● EXERCISE BRIEF: List all lines of the data containing the word "image".

━━━━━ EXERCISE MATERIAL ━━━━━

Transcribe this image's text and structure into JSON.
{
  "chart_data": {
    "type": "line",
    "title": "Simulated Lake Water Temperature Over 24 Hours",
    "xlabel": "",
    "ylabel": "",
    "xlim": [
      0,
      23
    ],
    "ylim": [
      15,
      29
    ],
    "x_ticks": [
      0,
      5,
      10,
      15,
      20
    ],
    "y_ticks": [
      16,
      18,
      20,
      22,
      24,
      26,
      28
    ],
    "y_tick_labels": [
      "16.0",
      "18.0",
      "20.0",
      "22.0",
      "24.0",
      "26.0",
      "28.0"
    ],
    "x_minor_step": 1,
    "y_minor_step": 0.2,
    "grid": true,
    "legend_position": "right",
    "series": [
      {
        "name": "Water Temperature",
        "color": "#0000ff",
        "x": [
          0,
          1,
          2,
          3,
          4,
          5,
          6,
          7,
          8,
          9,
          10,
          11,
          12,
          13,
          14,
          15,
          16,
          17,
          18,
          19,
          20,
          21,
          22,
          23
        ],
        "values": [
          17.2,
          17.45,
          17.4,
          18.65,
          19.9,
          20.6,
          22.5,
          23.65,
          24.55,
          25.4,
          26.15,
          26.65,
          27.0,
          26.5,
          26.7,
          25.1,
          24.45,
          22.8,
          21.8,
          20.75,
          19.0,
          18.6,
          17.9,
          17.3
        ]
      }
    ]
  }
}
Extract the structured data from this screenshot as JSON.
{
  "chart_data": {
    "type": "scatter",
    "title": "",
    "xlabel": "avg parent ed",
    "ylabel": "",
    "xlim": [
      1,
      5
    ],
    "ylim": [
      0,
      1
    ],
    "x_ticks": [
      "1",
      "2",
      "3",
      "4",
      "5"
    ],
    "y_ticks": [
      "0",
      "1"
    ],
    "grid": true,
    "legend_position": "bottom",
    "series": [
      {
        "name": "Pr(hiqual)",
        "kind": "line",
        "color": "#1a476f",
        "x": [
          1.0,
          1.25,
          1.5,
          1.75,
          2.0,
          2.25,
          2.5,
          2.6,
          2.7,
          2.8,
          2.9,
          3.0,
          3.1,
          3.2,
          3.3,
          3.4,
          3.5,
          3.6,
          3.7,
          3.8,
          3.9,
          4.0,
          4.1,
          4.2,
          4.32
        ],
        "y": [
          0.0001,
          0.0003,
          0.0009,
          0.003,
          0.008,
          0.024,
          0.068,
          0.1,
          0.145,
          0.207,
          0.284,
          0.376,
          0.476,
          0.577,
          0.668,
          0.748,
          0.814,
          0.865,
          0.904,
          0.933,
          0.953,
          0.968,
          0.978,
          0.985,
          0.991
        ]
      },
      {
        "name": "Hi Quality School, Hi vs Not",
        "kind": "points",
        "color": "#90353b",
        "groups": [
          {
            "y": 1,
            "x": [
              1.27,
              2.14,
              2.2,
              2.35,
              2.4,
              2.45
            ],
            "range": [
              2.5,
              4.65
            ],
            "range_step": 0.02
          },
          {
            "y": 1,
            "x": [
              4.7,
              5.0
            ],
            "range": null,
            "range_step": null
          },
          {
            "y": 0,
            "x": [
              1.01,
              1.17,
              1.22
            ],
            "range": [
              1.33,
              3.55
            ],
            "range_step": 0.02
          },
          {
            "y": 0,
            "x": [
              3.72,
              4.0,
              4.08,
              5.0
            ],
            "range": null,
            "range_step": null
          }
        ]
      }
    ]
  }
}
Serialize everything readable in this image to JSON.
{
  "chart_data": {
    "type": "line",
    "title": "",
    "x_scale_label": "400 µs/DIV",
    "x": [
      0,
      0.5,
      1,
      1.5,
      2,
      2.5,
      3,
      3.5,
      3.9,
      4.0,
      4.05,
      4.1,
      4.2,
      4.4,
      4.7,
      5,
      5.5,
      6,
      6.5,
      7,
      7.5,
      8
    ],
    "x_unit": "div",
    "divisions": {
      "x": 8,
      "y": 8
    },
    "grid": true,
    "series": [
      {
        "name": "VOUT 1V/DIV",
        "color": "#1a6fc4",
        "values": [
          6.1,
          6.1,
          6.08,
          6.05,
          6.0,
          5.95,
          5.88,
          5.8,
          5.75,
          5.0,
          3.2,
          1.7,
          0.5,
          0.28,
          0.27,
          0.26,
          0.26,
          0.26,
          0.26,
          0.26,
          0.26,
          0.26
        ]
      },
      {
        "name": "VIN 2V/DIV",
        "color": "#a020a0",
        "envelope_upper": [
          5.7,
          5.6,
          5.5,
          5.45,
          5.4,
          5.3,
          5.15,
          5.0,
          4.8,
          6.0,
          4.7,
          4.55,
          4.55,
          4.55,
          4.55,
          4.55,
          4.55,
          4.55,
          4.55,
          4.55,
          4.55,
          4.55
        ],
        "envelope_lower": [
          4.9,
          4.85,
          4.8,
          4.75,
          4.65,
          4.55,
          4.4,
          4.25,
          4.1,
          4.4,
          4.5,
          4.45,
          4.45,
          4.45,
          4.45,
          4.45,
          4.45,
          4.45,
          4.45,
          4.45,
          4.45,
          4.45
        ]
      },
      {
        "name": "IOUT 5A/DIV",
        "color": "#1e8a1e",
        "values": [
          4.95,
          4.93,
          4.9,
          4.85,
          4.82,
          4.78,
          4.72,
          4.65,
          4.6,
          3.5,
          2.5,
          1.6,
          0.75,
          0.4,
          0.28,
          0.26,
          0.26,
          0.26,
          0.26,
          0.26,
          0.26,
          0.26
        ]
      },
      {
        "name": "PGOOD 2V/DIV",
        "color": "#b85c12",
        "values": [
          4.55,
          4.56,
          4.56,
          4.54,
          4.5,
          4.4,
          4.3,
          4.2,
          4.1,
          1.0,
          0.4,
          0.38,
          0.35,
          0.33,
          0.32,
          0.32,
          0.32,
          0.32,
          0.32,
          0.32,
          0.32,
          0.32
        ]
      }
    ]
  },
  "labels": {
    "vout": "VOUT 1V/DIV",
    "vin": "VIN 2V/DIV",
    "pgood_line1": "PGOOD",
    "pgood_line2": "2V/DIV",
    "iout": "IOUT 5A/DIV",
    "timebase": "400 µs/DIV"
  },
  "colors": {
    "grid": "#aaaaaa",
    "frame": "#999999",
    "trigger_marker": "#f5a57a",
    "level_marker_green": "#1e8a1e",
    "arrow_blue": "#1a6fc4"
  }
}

━━━━━

● RESPONSE:
Transcribe this image's text and structure into JSON.
Serialize everything readable in this image to JSON.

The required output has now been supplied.